§ TASK PROMPT
Wherever a line holds the word "Market", copy that line out.

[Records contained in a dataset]
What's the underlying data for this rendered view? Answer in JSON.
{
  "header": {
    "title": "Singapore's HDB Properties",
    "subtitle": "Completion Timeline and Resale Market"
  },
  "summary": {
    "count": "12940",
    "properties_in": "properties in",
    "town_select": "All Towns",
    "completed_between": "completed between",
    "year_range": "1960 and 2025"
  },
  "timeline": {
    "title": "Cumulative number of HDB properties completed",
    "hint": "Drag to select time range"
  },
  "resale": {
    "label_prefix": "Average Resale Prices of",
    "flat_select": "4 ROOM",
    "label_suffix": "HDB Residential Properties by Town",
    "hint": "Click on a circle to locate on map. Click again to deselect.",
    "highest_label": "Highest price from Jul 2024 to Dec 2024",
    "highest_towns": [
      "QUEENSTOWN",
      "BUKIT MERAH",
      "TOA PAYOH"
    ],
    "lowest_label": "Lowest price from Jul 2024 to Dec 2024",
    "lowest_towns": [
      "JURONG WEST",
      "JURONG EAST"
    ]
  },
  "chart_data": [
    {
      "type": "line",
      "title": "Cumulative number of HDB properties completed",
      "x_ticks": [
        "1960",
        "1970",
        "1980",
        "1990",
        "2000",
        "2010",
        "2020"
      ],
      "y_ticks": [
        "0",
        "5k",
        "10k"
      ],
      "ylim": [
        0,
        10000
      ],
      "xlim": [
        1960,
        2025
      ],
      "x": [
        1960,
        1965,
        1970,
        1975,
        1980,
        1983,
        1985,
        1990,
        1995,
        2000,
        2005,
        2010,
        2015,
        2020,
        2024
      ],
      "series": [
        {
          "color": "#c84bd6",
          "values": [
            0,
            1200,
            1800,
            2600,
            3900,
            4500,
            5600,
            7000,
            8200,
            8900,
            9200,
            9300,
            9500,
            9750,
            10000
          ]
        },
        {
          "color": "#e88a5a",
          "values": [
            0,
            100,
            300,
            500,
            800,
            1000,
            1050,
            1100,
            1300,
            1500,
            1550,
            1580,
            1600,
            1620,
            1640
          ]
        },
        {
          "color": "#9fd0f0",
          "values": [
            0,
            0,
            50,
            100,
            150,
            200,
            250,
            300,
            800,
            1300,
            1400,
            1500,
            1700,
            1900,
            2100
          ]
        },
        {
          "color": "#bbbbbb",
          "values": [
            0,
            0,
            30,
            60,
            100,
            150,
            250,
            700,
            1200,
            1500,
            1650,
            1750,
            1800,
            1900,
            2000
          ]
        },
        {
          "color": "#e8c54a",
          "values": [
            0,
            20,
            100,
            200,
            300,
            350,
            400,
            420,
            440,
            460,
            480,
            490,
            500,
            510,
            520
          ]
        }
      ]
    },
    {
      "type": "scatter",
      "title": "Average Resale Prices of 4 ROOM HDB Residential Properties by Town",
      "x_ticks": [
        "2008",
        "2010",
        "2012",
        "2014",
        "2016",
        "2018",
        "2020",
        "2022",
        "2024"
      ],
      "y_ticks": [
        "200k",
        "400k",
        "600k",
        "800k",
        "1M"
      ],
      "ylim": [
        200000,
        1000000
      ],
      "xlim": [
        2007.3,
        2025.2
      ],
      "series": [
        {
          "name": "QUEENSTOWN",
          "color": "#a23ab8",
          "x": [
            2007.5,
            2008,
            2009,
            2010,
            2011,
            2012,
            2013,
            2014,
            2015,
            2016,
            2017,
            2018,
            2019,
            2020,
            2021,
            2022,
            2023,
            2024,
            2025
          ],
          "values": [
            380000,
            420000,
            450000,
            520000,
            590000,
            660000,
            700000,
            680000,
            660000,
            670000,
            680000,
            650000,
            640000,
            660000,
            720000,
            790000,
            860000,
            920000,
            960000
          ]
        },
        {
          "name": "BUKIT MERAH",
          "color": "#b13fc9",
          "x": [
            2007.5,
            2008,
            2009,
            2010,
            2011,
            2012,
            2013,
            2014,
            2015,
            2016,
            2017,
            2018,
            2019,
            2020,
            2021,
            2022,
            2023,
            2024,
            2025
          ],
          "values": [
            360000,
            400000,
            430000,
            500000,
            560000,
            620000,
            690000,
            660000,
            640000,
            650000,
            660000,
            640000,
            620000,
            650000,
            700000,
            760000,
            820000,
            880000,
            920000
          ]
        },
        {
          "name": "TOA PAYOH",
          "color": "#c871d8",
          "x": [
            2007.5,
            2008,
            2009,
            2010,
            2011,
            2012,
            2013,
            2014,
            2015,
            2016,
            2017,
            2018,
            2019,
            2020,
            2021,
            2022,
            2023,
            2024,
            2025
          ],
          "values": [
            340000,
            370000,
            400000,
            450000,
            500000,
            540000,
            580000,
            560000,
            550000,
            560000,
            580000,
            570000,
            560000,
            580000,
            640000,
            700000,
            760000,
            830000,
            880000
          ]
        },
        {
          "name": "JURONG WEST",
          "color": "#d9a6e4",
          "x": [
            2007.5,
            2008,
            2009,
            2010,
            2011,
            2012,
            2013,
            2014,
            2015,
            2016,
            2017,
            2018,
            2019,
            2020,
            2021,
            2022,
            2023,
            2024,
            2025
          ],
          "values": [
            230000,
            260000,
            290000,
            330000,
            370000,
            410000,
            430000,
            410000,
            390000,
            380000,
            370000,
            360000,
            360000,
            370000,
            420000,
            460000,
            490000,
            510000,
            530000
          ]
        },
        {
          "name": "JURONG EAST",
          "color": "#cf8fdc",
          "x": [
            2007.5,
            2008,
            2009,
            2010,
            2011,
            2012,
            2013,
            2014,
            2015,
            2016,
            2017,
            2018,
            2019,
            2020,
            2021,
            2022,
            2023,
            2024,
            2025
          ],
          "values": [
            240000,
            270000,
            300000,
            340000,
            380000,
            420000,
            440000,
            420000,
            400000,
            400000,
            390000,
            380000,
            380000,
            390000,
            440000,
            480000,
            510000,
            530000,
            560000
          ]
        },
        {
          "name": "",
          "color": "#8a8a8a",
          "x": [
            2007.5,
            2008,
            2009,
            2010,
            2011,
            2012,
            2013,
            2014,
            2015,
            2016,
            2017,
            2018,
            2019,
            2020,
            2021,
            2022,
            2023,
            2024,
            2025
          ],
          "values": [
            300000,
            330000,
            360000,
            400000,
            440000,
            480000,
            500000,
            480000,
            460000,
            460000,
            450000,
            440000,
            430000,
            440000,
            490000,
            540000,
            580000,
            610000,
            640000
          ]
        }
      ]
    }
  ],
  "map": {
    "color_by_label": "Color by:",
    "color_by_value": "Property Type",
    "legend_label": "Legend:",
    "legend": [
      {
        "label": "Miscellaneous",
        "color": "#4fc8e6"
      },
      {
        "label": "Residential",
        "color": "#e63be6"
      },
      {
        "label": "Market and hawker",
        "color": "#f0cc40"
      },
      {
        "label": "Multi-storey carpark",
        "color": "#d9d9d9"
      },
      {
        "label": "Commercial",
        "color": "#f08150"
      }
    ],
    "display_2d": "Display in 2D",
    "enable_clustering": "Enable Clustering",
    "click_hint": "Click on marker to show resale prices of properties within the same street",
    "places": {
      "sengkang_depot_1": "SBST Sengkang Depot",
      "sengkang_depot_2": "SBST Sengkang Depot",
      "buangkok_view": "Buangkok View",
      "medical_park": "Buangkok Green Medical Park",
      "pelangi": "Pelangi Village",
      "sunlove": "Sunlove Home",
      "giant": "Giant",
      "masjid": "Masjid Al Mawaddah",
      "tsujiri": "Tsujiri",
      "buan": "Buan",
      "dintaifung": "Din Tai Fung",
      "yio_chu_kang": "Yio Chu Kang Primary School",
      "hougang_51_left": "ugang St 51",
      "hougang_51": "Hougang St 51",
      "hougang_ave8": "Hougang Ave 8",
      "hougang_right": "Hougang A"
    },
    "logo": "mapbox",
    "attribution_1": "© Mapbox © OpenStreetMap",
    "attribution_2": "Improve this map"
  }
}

§ REPLY TO THE EXERCISE
    "subtitle": "Completion Timeline and Resale Market"
        "label": "Market and hawker",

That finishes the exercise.